---- Task data

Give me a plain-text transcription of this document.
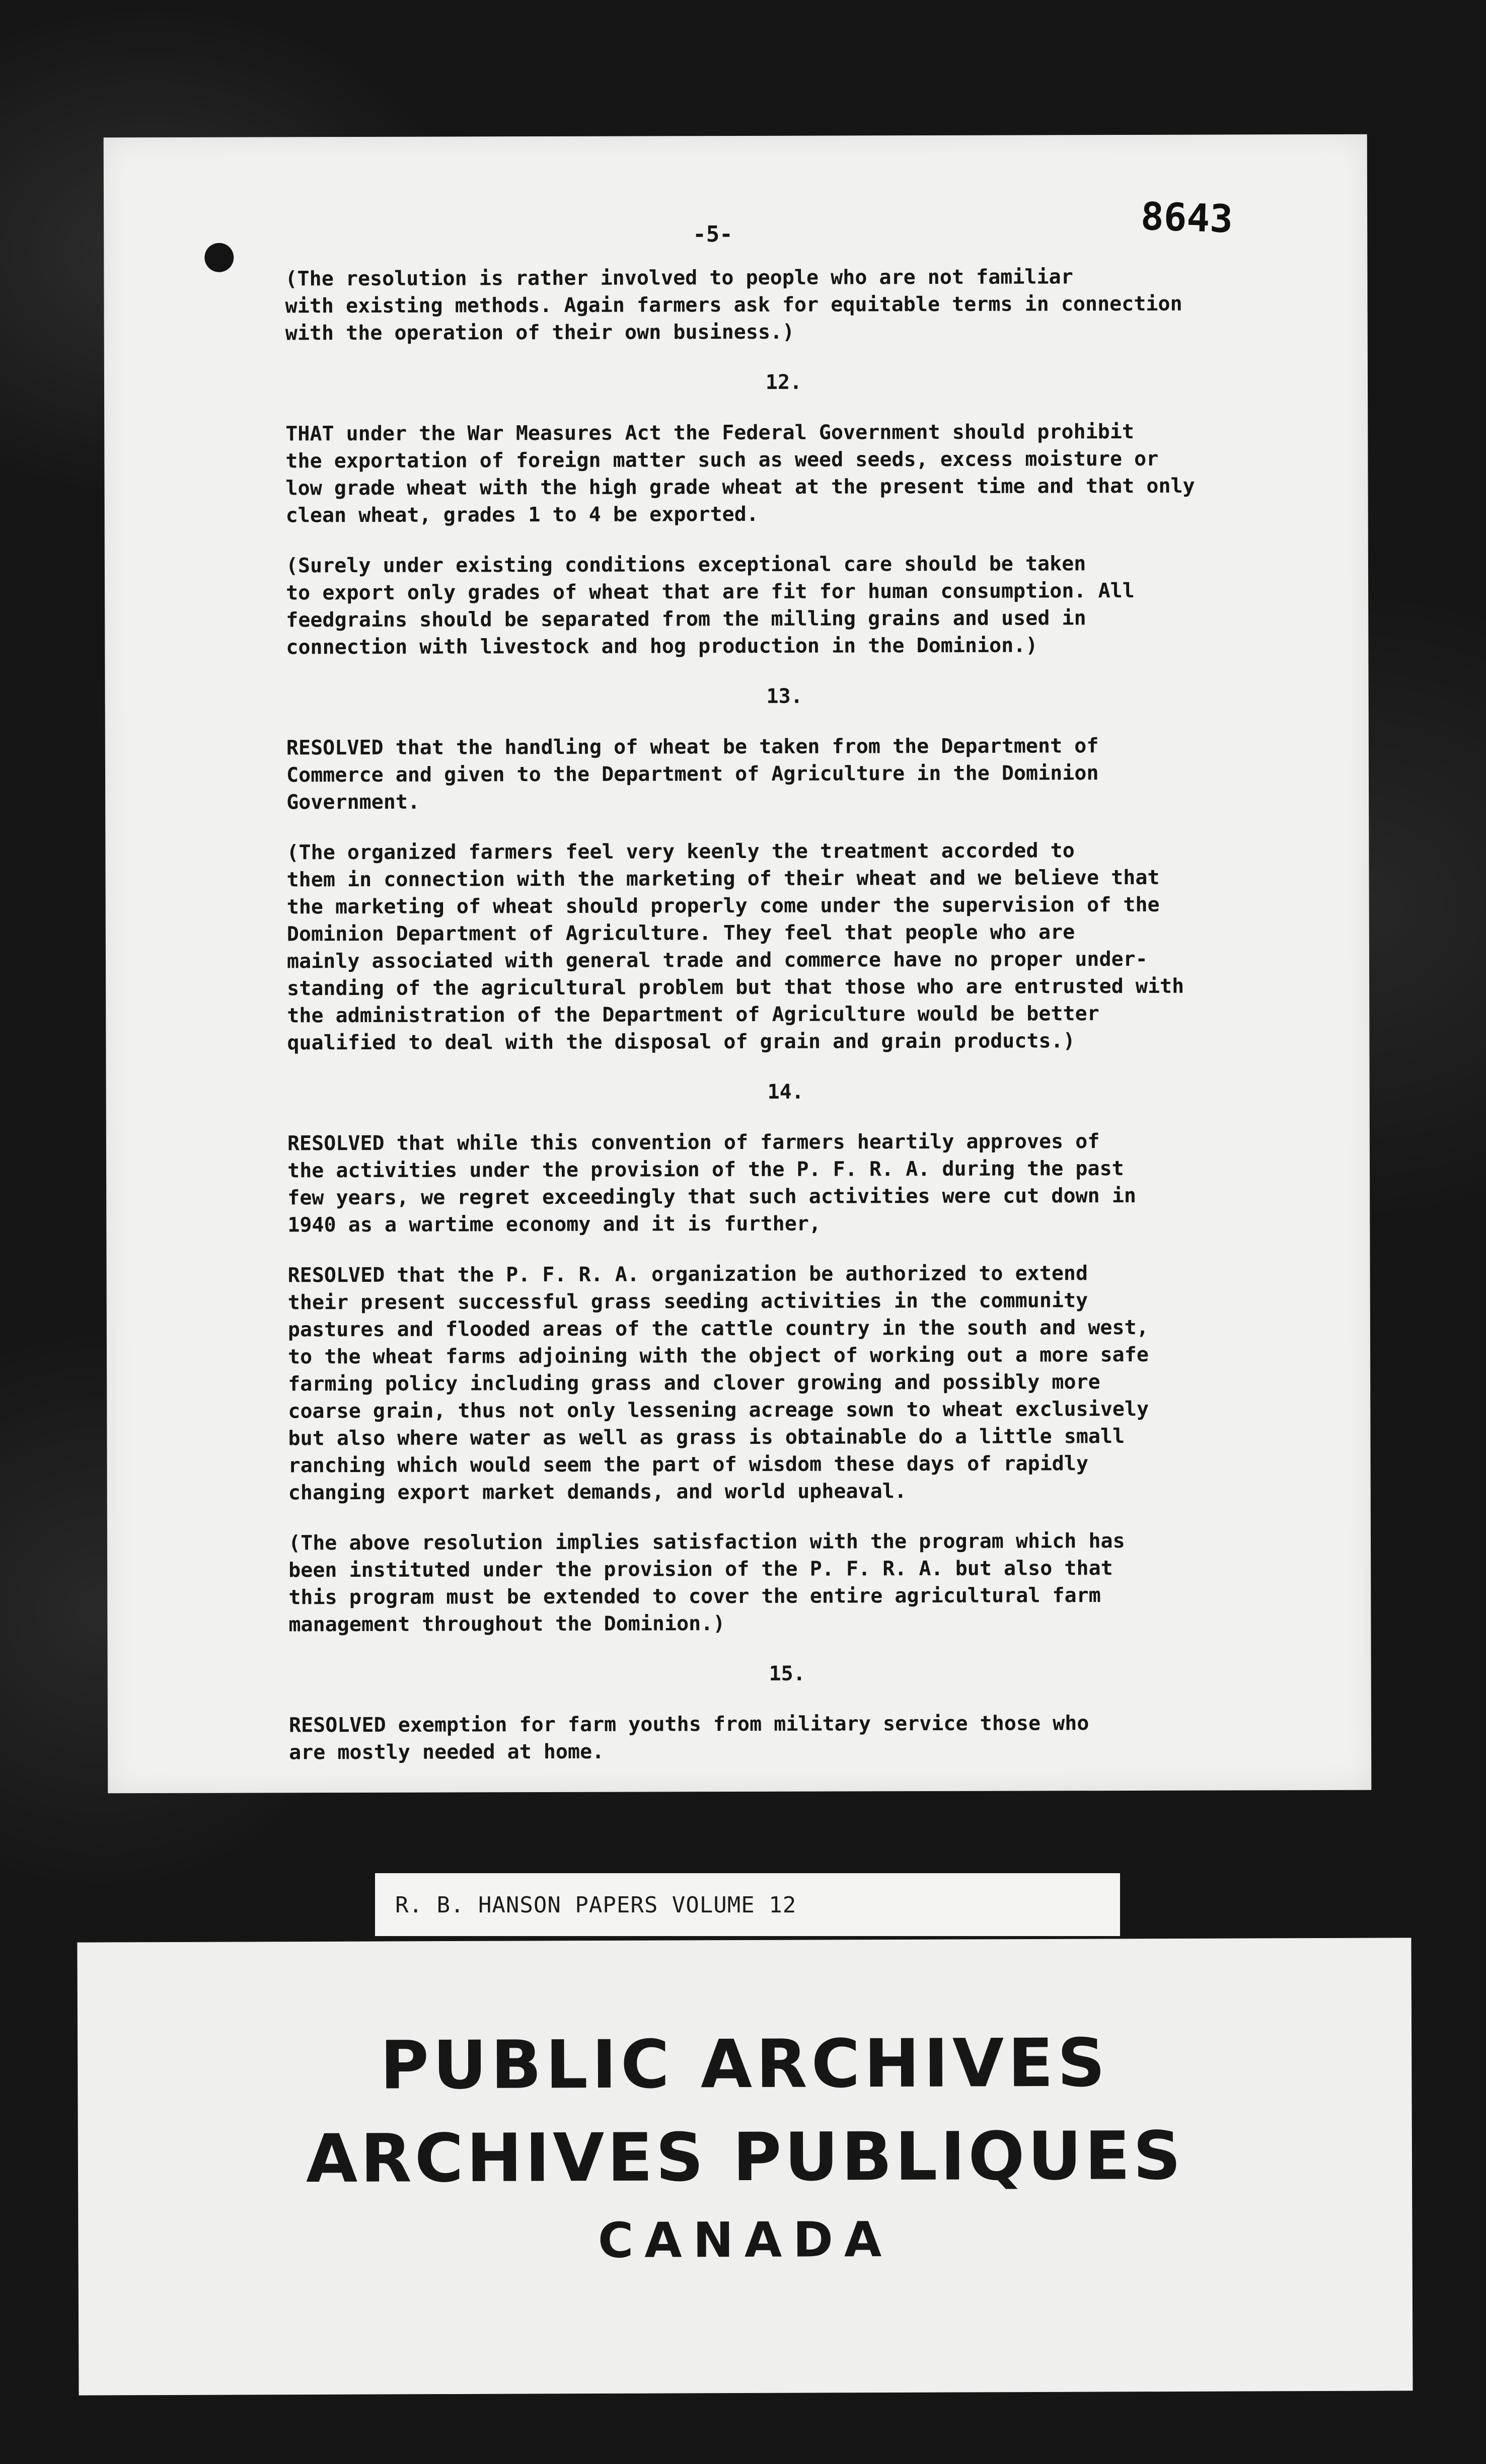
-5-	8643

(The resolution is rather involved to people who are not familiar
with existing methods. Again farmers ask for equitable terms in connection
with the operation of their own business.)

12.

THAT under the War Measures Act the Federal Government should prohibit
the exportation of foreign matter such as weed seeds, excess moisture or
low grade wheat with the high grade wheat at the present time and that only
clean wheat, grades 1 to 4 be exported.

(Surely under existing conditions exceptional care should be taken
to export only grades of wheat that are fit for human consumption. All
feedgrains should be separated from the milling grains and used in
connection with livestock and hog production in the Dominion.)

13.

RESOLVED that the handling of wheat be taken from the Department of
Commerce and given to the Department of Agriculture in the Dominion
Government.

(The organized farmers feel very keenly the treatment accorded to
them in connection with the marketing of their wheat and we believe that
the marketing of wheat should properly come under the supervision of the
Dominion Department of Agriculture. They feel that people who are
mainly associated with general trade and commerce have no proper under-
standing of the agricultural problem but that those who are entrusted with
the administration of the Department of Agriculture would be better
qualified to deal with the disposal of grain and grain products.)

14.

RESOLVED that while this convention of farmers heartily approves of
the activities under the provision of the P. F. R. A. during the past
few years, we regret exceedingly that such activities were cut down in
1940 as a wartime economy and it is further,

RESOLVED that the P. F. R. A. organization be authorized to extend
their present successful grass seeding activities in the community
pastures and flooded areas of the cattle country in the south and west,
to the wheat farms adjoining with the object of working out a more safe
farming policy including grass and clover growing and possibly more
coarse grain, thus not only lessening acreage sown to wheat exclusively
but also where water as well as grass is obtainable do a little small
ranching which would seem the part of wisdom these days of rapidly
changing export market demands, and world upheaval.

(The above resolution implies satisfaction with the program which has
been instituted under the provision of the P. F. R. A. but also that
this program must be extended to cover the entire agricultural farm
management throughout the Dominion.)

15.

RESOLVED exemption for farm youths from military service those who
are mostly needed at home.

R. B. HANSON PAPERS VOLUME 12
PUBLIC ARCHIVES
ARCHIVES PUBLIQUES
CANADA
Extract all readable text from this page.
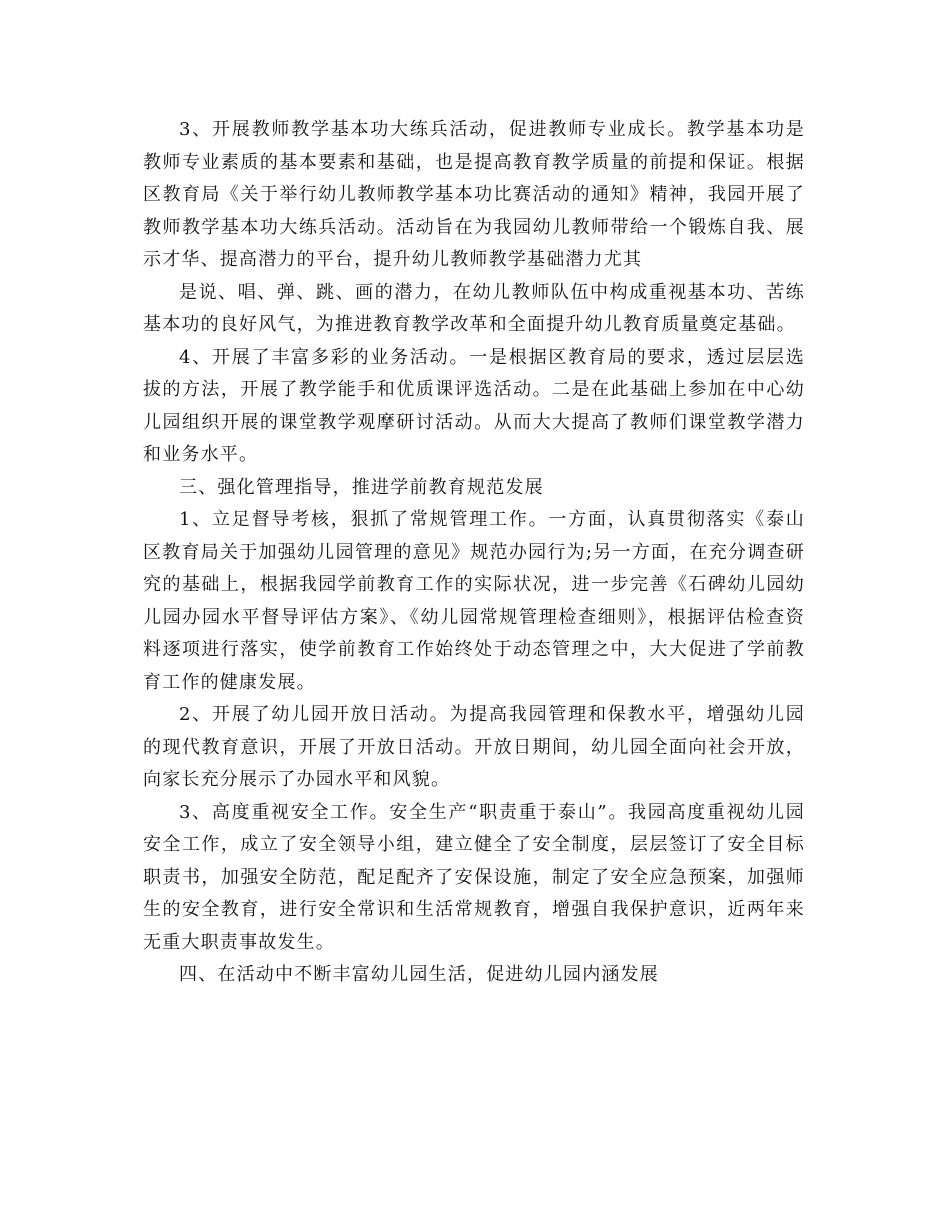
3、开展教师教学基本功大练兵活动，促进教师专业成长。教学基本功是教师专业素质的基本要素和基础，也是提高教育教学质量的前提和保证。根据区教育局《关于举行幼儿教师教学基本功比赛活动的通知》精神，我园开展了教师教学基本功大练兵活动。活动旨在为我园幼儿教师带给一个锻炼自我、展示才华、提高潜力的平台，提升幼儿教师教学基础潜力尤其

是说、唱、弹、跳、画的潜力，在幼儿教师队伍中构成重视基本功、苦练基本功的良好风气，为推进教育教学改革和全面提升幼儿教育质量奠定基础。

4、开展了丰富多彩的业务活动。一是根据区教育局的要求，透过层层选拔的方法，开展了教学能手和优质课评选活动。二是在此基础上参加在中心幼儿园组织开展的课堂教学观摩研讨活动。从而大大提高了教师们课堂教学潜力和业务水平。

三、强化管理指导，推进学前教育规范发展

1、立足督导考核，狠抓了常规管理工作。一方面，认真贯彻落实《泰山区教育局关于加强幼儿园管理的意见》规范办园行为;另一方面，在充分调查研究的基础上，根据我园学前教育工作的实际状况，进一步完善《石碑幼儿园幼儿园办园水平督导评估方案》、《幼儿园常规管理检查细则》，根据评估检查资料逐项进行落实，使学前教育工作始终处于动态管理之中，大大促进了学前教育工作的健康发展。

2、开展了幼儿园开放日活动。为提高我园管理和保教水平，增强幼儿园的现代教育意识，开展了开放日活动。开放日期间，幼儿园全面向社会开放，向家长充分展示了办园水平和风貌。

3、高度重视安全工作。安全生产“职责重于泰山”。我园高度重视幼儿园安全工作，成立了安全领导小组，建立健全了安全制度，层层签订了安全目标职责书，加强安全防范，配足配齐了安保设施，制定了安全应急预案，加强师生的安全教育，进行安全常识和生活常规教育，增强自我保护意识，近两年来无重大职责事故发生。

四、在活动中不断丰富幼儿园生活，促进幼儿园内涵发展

--------

### What is required
Repeat the data in full and exactly. Omit pictures.

### Solved exercise
Give me a plain-text transcription of this document.
-5-	8643

(The resolution is rather involved to people who are not familiar
with existing methods. Again farmers ask for equitable terms in connection
with the operation of their own business.)

12.

THAT under the War Measures Act the Federal Government should prohibit
the exportation of foreign matter such as weed seeds, excess moisture or
low grade wheat with the high grade wheat at the present time and that only
clean wheat, grades 1 to 4 be exported.

(Surely under existing conditions exceptional care should be taken
to export only grades of wheat that are fit for human consumption. All
feedgrains should be separated from the milling grains and used in
connection with livestock and hog production in the Dominion.)

13.

RESOLVED that the handling of wheat be taken from the Department of
Commerce and given to the Department of Agriculture in the Dominion
Government.

(The organized farmers feel very keenly the treatment accorded to
them in connection with the marketing of their wheat and we believe that
the marketing of wheat should properly come under the supervision of the
Dominion Department of Agriculture. They feel that people who are
mainly associated with general trade and commerce have no proper under-
standing of the agricultural problem but that those who are entrusted with
the administration of the Department of Agriculture would be better
qualified to deal with the disposal of grain and grain products.)

14.

RESOLVED that while this convention of farmers heartily approves of
the activities under the provision of the P. F. R. A. during the past
few years, we regret exceedingly that such activities were cut down in
1940 as a wartime economy and it is further,

RESOLVED that the P. F. R. A. organization be authorized to extend
their present successful grass seeding activities in the community
pastures and flooded areas of the cattle country in the south and west,
to the wheat farms adjoining with the object of working out a more safe
farming policy including grass and clover growing and possibly more
coarse grain, thus not only lessening acreage sown to wheat exclusively
but also where water as well as grass is obtainable do a little small
ranching which would seem the part of wisdom these days of rapidly
changing export market demands, and world upheaval.

(The above resolution implies satisfaction with the program which has
been instituted under the provision of the P. F. R. A. but also that
this program must be extended to cover the entire agricultural farm
management throughout the Dominion.)

15.

RESOLVED exemption for farm youths from military service those who
are mostly needed at home.

R. B. HANSON PAPERS VOLUME 12
PUBLIC ARCHIVES
ARCHIVES PUBLIQUES
CANADA
Extract all readable text from this page.
3、开展教师教学基本功大练兵活动，促进教师专业成长。教学基本功是教师专业素质的基本要素和基础，也是提高教育教学质量的前提和保证。根据区教育局《关于举行幼儿教师教学基本功比赛活动的通知》精神，我园开展了教师教学基本功大练兵活动。活动旨在为我园幼儿教师带给一个锻炼自我、展示才华、提高潜力的平台，提升幼儿教师教学基础潜力尤其

是说、唱、弹、跳、画的潜力，在幼儿教师队伍中构成重视基本功、苦练基本功的良好风气，为推进教育教学改革和全面提升幼儿教育质量奠定基础。

4、开展了丰富多彩的业务活动。一是根据区教育局的要求，透过层层选拔的方法，开展了教学能手和优质课评选活动。二是在此基础上参加在中心幼儿园组织开展的课堂教学观摩研讨活动。从而大大提高了教师们课堂教学潜力和业务水平。

三、强化管理指导，推进学前教育规范发展

1、立足督导考核，狠抓了常规管理工作。一方面，认真贯彻落实《泰山区教育局关于加强幼儿园管理的意见》规范办园行为;另一方面，在充分调查研究的基础上，根据我园学前教育工作的实际状况，进一步完善《石碑幼儿园幼儿园办园水平督导评估方案》、《幼儿园常规管理检查细则》，根据评估检查资料逐项进行落实，使学前教育工作始终处于动态管理之中，大大促进了学前教育工作的健康发展。

2、开展了幼儿园开放日活动。为提高我园管理和保教水平，增强幼儿园的现代教育意识，开展了开放日活动。开放日期间，幼儿园全面向社会开放，向家长充分展示了办园水平和风貌。

3、高度重视安全工作。安全生产“职责重于泰山”。我园高度重视幼儿园安全工作，成立了安全领导小组，建立健全了安全制度，层层签订了安全目标职责书，加强安全防范，配足配齐了安保设施，制定了安全应急预案，加强师生的安全教育，进行安全常识和生活常规教育，增强自我保护意识，近两年来无重大职责事故发生。

四、在活动中不断丰富幼儿园生活，促进幼儿园内涵发展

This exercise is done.